_THE EXERCISE:_
Below are some records. Pull every line that contains the word "Group".

Figure record extracts
>>

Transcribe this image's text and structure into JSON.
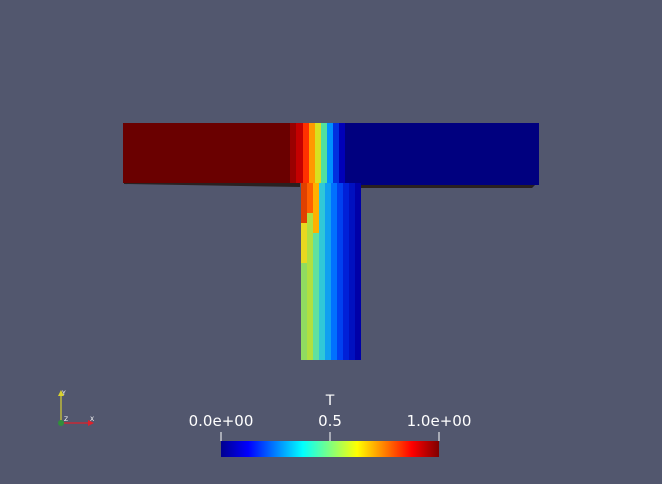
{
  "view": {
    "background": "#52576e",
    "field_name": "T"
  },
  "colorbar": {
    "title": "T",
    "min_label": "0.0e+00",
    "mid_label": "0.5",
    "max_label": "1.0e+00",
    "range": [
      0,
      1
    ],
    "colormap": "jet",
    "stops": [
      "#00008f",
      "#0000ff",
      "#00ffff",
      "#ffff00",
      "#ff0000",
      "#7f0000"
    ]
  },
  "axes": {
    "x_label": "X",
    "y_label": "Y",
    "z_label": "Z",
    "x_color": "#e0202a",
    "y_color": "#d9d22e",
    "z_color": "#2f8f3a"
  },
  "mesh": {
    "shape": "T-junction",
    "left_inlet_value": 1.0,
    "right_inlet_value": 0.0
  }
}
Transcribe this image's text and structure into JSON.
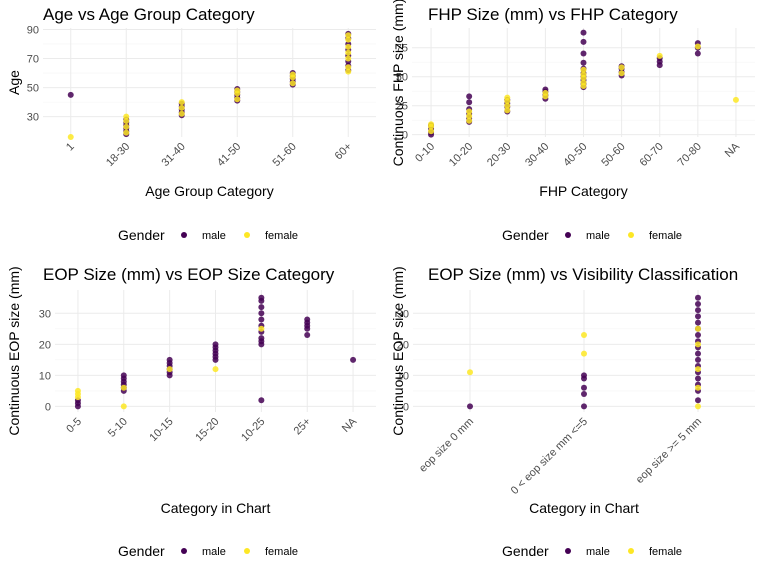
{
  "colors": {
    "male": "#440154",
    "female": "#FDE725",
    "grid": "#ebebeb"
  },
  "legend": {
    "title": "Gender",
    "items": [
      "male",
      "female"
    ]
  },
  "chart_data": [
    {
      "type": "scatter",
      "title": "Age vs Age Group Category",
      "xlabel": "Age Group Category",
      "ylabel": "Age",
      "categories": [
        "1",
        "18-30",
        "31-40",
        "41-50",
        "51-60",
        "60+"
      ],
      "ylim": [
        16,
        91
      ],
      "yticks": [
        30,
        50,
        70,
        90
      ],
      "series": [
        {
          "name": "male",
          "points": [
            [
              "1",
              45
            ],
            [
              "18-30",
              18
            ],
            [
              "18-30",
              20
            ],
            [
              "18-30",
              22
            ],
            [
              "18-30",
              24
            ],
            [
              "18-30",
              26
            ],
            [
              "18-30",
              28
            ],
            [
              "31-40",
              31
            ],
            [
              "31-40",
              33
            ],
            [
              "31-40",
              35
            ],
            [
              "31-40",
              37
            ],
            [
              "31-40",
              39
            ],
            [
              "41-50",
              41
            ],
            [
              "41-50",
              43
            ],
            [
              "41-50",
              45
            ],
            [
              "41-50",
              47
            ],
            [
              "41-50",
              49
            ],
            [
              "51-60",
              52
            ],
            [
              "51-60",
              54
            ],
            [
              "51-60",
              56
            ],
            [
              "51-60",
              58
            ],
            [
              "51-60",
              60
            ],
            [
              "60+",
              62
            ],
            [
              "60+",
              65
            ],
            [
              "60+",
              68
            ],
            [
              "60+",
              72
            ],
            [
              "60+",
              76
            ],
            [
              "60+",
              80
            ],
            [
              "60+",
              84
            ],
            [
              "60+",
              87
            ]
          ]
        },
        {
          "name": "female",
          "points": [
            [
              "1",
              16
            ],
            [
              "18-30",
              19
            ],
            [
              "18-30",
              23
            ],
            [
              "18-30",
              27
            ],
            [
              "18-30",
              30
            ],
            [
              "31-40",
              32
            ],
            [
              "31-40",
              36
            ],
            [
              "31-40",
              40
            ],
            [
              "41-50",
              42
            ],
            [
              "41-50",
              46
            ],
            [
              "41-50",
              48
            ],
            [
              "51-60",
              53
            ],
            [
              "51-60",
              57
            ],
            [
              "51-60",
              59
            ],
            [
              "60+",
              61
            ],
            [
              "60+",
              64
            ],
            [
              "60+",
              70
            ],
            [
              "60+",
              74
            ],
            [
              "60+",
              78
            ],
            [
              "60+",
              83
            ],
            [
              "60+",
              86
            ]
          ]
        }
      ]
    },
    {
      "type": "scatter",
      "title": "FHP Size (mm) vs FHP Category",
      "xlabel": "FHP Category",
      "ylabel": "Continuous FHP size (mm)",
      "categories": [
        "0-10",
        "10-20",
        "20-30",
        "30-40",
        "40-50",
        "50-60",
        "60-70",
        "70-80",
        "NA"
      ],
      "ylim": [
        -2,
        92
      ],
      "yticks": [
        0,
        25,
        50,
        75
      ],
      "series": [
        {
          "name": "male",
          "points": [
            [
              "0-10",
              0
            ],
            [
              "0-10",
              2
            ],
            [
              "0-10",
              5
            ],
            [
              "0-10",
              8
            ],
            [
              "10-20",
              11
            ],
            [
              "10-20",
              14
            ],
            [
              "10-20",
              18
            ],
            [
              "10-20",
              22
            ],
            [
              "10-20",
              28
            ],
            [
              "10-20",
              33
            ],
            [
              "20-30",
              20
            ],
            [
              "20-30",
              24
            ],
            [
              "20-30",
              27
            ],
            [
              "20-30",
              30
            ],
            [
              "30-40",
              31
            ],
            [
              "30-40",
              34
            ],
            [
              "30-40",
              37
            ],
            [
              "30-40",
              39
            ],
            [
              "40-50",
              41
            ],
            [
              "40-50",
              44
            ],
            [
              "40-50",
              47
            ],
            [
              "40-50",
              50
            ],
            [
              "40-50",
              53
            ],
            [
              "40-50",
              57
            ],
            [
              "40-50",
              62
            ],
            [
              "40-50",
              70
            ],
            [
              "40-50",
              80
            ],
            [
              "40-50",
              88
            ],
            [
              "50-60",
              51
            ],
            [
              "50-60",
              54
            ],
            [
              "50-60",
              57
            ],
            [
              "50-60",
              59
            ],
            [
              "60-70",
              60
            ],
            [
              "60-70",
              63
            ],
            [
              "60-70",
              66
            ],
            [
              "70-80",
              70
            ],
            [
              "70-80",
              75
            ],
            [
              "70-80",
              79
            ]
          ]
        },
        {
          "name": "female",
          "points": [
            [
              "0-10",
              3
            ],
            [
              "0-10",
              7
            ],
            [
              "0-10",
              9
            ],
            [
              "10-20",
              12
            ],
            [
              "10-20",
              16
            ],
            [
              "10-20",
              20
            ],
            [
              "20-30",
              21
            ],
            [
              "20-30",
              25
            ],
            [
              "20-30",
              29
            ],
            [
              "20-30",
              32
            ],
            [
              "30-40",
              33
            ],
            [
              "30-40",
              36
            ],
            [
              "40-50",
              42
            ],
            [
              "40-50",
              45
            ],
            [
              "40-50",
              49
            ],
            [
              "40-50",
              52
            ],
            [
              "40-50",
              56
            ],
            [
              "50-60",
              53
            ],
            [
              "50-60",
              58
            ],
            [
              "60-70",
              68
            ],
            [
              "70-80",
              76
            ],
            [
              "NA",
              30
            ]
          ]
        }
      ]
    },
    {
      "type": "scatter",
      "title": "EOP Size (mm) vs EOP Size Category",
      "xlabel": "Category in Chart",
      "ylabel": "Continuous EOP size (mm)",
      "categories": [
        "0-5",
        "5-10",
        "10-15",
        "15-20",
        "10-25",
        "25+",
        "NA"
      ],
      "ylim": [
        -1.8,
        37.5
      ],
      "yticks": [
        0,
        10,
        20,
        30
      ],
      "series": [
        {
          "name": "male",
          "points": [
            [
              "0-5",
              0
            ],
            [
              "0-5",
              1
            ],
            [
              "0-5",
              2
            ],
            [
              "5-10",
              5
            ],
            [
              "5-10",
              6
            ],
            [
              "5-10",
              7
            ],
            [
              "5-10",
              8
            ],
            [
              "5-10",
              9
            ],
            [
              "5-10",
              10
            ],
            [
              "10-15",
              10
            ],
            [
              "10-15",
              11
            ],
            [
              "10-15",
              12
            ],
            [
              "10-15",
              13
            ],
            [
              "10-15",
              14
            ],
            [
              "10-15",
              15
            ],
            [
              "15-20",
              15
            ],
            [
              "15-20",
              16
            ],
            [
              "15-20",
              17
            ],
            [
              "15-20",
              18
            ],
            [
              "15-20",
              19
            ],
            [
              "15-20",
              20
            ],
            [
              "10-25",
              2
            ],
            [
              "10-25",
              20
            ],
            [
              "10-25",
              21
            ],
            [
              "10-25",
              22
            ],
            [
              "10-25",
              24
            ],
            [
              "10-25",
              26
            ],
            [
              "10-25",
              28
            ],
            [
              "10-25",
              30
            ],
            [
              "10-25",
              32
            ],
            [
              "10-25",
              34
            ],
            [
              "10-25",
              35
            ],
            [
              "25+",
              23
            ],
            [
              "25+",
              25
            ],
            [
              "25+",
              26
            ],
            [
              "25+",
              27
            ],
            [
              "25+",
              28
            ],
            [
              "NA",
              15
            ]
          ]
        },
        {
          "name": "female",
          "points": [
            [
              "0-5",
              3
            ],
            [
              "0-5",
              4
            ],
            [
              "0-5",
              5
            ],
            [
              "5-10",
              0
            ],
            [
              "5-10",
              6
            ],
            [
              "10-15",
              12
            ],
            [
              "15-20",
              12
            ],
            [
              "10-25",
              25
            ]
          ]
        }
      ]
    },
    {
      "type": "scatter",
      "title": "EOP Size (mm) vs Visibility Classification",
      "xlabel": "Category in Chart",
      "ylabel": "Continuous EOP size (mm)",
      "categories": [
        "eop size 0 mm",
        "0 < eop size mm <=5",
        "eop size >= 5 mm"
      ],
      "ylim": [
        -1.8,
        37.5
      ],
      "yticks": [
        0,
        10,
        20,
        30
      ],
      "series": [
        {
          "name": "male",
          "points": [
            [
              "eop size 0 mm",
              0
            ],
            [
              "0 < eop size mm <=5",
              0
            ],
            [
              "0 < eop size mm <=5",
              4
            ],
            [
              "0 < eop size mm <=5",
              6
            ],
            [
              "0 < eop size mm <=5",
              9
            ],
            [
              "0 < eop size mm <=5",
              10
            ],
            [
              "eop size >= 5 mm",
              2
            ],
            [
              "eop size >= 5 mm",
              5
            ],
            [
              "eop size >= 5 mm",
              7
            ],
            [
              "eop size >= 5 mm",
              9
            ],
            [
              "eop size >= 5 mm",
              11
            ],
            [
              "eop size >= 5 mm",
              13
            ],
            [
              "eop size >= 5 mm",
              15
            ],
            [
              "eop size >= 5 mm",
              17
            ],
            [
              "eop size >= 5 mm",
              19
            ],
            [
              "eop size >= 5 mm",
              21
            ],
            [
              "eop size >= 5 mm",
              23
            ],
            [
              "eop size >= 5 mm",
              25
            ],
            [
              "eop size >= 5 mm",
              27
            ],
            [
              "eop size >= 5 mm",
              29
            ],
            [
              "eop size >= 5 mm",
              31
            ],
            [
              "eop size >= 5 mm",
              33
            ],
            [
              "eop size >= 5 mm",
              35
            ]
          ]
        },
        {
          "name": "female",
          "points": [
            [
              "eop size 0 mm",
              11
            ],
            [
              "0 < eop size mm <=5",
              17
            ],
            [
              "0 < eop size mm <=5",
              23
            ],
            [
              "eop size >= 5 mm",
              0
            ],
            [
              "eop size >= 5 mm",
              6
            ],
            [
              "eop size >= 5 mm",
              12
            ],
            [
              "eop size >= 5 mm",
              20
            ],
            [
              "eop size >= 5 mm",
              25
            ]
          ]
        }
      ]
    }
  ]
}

<<
>>

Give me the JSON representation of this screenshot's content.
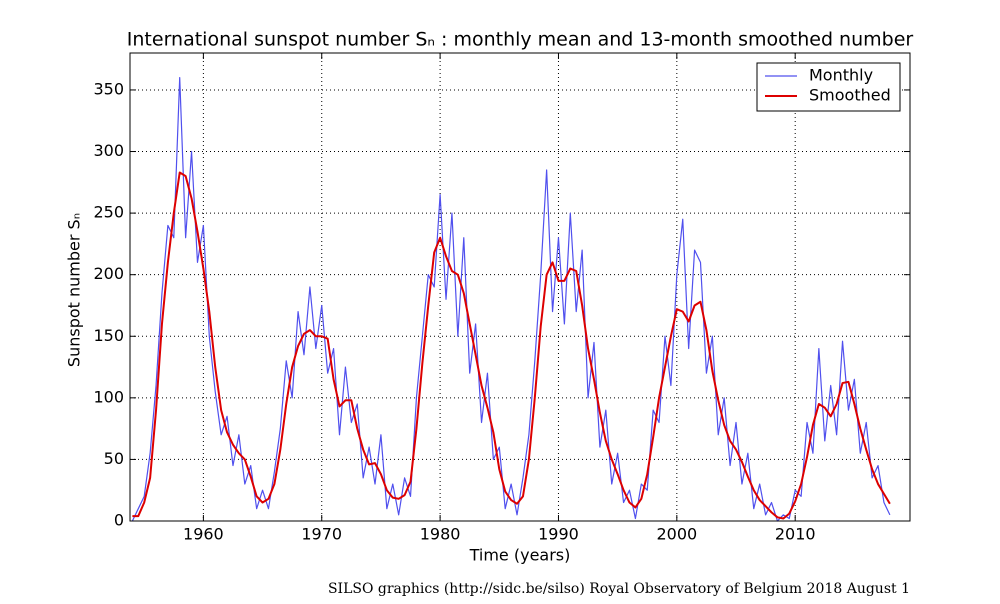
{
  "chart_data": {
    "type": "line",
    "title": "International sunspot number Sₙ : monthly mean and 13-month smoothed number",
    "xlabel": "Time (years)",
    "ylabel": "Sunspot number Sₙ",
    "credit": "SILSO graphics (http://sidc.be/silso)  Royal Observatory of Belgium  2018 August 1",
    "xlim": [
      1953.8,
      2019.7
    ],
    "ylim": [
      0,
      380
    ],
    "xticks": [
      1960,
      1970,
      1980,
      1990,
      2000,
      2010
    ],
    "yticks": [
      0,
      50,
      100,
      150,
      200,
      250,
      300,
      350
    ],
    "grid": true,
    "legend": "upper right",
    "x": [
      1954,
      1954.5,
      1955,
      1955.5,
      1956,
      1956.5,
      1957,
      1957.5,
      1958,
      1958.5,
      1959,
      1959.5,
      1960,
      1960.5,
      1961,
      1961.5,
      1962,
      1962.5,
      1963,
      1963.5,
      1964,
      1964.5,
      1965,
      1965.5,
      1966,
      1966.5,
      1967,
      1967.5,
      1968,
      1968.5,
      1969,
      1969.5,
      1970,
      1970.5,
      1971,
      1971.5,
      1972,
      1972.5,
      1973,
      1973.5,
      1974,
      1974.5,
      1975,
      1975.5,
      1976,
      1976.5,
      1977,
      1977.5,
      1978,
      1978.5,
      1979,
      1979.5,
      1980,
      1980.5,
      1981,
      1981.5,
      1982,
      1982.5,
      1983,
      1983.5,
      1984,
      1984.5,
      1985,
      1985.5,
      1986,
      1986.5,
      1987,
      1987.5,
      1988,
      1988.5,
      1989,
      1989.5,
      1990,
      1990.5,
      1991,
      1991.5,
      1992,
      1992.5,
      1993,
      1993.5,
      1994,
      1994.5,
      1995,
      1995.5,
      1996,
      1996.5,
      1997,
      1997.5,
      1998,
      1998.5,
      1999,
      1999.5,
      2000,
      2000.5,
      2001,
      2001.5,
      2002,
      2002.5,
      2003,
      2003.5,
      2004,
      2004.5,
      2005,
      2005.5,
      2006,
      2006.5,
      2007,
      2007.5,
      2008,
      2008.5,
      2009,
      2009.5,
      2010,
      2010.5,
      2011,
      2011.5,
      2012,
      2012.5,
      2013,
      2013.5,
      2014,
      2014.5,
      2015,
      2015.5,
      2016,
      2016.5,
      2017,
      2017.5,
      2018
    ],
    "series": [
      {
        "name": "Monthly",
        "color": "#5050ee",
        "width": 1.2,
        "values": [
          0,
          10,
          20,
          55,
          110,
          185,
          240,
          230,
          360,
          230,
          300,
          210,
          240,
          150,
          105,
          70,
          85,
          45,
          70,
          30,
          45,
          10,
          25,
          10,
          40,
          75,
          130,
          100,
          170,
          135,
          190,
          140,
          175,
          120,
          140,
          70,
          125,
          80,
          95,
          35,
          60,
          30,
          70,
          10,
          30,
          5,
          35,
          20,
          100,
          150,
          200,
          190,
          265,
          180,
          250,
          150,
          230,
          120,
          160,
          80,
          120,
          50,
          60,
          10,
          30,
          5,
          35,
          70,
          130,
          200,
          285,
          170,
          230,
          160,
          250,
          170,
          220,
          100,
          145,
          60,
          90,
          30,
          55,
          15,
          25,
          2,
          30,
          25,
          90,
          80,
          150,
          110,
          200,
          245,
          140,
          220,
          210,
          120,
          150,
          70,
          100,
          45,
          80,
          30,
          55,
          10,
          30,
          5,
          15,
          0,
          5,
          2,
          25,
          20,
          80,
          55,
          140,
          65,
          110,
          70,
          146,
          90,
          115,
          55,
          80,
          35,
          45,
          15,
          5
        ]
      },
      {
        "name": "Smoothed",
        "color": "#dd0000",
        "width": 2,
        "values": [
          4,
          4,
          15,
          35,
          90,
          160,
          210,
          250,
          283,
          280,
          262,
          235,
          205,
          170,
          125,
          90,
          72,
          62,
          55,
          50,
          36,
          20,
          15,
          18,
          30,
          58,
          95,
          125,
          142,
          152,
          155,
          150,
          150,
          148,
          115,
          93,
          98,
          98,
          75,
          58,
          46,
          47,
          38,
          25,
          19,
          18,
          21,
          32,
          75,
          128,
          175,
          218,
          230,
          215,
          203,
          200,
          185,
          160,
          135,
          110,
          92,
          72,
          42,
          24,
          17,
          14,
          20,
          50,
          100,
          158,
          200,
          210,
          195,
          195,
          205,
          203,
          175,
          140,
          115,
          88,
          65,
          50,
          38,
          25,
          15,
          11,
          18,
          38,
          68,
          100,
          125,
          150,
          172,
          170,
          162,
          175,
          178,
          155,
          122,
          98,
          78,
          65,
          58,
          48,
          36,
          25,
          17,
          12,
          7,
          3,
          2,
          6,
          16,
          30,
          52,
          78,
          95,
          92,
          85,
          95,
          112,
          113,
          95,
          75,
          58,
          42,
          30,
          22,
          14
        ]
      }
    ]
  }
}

<<

_FULL RESPONSE:_
      "title": "Age vs Age Group Category",
      "xlabel": "Age Group Category",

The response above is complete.